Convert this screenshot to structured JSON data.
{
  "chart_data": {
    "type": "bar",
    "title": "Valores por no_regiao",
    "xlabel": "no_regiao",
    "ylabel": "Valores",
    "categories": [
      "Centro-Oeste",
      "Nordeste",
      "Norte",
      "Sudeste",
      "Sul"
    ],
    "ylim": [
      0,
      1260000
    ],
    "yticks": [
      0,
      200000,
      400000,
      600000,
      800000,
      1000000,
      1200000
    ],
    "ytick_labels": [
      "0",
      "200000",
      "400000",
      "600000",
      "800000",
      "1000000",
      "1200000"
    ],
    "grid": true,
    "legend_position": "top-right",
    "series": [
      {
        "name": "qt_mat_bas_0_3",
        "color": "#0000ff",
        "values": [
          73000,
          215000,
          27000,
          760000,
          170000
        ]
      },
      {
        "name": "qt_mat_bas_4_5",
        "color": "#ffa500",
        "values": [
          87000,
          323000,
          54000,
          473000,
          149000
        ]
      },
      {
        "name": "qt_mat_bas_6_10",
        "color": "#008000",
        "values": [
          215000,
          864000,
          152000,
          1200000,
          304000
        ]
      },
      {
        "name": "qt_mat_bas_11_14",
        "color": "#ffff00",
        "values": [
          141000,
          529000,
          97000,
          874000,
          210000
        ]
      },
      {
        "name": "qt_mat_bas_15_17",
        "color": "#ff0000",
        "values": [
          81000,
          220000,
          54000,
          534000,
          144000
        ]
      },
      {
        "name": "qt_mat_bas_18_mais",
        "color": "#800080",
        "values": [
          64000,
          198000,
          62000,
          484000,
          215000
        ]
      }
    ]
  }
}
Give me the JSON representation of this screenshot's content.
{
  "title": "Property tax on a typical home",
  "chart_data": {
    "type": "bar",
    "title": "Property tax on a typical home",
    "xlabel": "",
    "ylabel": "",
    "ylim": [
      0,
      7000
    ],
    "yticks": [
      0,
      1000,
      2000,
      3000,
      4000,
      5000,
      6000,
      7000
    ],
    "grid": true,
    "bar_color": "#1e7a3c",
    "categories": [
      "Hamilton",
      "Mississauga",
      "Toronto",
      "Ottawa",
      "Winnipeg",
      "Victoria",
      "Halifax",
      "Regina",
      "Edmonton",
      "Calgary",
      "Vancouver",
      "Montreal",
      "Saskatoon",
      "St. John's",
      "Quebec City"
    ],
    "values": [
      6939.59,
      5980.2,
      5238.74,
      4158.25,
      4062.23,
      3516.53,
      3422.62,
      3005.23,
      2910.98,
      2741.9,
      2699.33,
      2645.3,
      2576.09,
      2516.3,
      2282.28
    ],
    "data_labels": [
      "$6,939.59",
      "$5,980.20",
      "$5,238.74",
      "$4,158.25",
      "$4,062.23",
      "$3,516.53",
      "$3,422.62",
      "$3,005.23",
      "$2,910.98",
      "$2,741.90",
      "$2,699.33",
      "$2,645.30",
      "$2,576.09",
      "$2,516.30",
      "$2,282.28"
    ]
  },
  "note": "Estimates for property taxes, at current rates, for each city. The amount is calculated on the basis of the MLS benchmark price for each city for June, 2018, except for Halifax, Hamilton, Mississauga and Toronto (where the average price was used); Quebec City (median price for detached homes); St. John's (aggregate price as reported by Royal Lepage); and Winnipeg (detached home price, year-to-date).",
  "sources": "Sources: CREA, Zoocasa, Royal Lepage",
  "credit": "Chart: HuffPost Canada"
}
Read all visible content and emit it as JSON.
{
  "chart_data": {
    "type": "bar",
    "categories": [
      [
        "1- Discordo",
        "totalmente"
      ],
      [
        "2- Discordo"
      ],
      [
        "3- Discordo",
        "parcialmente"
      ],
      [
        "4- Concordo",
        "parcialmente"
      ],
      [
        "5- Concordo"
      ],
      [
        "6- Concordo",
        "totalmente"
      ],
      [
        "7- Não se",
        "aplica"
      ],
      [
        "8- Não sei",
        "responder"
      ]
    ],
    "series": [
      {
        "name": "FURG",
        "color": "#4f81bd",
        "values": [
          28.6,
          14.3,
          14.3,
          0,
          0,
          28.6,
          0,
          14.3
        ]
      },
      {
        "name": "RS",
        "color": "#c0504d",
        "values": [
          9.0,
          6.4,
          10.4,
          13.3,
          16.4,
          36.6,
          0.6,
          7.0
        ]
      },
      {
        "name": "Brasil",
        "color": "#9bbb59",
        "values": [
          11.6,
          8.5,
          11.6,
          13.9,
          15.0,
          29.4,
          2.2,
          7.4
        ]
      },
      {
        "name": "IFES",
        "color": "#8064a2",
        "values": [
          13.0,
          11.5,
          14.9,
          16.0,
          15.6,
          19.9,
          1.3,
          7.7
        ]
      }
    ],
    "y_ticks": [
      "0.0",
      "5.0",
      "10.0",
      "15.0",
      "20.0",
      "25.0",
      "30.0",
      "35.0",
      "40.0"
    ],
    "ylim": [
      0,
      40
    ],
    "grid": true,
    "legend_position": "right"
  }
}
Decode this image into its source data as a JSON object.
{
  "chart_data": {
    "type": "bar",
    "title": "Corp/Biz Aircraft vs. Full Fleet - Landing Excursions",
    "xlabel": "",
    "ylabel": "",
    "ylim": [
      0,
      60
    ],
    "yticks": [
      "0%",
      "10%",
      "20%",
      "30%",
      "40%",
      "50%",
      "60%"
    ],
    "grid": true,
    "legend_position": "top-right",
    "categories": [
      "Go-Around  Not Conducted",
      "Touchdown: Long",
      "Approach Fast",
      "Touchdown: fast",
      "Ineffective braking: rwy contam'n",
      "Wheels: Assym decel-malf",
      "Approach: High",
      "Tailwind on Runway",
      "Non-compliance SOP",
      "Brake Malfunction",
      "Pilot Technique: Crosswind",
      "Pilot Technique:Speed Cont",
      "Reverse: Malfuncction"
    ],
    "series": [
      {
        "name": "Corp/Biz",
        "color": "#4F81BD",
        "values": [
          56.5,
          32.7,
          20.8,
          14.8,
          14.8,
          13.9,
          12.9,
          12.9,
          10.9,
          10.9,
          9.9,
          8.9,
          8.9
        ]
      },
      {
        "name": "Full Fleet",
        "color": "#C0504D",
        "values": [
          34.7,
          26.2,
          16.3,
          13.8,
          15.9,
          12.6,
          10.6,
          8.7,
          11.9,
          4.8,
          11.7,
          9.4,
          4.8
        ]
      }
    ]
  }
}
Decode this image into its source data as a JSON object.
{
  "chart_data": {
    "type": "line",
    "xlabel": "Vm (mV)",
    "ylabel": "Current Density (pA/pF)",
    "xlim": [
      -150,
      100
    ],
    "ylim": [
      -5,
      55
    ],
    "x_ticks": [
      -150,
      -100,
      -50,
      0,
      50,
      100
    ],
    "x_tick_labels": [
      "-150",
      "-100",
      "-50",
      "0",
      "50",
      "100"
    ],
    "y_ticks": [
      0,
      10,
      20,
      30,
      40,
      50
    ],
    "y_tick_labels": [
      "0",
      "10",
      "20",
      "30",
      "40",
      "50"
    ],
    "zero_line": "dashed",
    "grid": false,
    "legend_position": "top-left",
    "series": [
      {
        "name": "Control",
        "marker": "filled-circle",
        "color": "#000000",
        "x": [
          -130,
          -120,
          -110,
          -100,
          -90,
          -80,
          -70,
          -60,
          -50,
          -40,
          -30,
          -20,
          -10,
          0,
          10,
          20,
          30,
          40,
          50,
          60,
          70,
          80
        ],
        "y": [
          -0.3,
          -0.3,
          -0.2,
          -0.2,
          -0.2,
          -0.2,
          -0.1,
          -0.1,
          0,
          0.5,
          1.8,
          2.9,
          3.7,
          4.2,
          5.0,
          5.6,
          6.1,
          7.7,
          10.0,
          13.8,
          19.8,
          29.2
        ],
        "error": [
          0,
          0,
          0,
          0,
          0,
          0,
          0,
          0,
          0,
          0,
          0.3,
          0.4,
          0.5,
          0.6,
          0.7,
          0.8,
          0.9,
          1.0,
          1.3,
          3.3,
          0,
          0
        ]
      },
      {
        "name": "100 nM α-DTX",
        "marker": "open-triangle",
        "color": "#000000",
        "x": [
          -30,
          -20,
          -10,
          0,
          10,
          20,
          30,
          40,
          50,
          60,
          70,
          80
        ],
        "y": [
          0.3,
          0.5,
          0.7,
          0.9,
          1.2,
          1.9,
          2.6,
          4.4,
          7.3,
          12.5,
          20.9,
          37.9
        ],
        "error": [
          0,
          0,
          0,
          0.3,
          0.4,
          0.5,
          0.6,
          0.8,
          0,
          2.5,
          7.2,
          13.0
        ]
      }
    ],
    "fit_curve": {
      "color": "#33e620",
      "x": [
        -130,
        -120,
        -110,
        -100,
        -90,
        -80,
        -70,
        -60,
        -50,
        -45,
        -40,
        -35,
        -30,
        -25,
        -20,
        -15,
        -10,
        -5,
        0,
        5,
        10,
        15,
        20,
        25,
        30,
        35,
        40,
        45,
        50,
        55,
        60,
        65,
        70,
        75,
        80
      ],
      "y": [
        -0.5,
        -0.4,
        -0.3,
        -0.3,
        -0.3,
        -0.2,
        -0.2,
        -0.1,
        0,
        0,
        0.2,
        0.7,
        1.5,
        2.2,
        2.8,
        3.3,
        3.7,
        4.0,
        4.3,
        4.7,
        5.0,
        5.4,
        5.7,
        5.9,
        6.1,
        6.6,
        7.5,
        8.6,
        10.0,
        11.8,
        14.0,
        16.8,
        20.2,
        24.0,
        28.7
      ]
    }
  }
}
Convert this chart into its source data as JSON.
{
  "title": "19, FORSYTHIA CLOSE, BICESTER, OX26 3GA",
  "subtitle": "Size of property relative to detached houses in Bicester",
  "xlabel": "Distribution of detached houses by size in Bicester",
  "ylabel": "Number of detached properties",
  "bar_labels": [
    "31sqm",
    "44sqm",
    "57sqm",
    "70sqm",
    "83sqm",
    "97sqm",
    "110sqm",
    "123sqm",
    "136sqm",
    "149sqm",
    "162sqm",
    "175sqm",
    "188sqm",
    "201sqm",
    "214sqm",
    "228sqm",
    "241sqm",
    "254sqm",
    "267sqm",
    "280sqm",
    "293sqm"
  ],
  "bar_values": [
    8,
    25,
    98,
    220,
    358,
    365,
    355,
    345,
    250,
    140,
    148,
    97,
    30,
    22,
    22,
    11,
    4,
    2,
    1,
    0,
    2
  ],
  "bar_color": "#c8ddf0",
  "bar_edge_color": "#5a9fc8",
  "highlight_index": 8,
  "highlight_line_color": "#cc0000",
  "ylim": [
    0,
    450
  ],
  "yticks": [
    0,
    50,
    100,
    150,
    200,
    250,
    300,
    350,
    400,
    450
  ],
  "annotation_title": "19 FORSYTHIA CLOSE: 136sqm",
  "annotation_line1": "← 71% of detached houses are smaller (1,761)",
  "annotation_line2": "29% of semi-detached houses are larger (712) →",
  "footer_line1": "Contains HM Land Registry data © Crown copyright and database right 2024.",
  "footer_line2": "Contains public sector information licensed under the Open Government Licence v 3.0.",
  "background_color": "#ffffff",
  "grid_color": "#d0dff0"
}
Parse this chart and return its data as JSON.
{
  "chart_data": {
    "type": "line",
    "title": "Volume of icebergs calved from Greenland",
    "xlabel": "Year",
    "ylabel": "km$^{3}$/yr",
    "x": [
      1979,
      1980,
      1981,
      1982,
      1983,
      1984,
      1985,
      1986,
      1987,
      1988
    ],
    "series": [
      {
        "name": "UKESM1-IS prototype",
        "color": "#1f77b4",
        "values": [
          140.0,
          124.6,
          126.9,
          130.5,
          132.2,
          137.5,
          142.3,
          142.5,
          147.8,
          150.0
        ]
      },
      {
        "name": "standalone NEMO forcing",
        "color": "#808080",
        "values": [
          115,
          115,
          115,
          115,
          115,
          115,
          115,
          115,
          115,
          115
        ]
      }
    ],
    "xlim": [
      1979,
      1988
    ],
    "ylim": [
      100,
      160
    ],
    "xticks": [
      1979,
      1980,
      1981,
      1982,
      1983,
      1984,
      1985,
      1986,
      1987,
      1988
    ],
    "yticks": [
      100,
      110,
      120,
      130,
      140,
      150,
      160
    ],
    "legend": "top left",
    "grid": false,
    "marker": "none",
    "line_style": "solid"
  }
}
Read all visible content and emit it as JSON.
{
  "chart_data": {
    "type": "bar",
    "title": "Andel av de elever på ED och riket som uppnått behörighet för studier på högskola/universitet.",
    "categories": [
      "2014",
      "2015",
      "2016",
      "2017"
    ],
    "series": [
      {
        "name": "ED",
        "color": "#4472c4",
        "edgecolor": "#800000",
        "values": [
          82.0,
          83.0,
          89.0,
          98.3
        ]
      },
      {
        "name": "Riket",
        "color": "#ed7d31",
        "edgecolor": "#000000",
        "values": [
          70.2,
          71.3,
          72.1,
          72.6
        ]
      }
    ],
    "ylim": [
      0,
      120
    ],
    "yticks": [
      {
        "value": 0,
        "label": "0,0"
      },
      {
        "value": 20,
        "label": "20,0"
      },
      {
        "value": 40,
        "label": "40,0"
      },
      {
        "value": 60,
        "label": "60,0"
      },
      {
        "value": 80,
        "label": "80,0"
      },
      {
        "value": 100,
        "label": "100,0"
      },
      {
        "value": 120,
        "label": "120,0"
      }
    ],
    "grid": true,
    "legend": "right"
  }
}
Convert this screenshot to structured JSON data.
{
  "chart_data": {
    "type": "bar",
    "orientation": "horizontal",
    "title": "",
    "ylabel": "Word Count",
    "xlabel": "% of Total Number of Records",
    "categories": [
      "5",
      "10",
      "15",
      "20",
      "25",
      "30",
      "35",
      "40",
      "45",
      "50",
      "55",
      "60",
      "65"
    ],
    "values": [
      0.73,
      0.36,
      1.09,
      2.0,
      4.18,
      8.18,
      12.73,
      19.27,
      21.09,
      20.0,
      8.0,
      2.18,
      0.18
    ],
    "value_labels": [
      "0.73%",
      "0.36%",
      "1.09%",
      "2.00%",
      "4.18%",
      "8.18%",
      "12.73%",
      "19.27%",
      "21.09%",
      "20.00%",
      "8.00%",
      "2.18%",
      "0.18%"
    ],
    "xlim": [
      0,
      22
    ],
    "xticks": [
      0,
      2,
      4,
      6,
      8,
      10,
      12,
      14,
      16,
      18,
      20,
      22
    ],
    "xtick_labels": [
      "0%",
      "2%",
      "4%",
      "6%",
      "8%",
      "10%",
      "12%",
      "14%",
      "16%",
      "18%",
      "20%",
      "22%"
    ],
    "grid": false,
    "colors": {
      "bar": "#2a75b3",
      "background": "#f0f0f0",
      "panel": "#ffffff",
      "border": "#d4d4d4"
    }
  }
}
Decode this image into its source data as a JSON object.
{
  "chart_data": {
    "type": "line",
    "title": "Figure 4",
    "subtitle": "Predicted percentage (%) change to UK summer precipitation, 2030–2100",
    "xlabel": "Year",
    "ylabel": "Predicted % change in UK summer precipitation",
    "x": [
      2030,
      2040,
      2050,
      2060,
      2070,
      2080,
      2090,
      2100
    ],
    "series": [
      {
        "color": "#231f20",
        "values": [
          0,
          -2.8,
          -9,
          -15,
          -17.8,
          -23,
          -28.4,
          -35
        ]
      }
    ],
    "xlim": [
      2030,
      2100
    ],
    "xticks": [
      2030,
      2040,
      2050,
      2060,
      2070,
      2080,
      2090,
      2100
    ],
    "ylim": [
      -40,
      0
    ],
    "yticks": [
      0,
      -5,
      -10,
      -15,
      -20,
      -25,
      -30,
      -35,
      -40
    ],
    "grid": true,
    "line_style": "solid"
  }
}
__________________________________________________
WHAT TO WORK ON =>
Select all lines with the word "detached" from the entries above.

RESULT FOR THIS TASK =>
  "note": "Estimates for property taxes, at current rates, for each city. The amount is calculated on the basis of the MLS benchmark price for each city for June, 2018, except for Halifax, Hamilton, Mississauga and Toronto (where the average price was used); Quebec City (median price for detached homes); St. John's (aggregate price as reported by Royal Lepage); and Winnipeg (detached home price, year-to-date).",
  "subtitle": "Size of property relative to detached houses in Bicester",
  "xlabel": "Distribution of detached houses by size in Bicester",
  "ylabel": "Number of detached properties",
  "annotation_line1": "← 71% of detached houses are smaller (1,761)",
  "annotation_line2": "29% of semi-detached houses are larger (712) →",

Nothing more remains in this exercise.